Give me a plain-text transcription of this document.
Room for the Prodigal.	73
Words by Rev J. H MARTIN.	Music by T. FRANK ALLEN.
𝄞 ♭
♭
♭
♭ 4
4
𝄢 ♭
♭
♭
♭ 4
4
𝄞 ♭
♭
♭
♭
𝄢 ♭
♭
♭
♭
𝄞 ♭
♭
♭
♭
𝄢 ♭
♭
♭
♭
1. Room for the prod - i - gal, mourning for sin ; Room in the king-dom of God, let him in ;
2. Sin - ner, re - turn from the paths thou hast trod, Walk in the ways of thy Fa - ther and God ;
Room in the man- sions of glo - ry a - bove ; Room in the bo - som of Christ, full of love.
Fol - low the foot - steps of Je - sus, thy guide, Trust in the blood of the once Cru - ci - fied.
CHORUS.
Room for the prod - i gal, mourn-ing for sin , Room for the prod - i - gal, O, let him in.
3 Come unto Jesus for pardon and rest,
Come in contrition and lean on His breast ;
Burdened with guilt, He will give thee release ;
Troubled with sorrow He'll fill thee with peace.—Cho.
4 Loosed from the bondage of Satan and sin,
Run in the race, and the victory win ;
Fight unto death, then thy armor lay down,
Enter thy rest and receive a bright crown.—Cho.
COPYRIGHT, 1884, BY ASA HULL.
──────
Written problem >>
Set all of the entries down again, exactly as they were given.

Response below >>
Give me a plain-text transcription of this document.
Room for the Prodigal.	73
Words by Rev J. H MARTIN.	Music by T. FRANK ALLEN.
𝄞 ♭
♭
♭
♭ 4
4
𝄢 ♭
♭
♭
♭ 4
4
𝄞 ♭
♭
♭
♭
𝄢 ♭
♭
♭
♭
𝄞 ♭
♭
♭
♭
𝄢 ♭
♭
♭
♭
1. Room for the prod - i - gal, mourning for sin ; Room in the king-dom of God, let him in ;
2. Sin - ner, re - turn from the paths thou hast trod, Walk in the ways of thy Fa - ther and God ;
Room in the man- sions of glo - ry a - bove ; Room in the bo - som of Christ, full of love.
Fol - low the foot - steps of Je - sus, thy guide, Trust in the blood of the once Cru - ci - fied.
CHORUS.
Room for the prod - i gal, mourn-ing for sin , Room for the prod - i - gal, O, let him in.
3 Come unto Jesus for pardon and rest,
Come in contrition and lean on His breast ;
Burdened with guilt, He will give thee release ;
Troubled with sorrow He'll fill thee with peace.—Cho.
4 Loosed from the bondage of Satan and sin,
Run in the race, and the victory win ;
Fight unto death, then thy armor lay down,
Enter thy rest and receive a bright crown.—Cho.
COPYRIGHT, 1884, BY ASA HULL.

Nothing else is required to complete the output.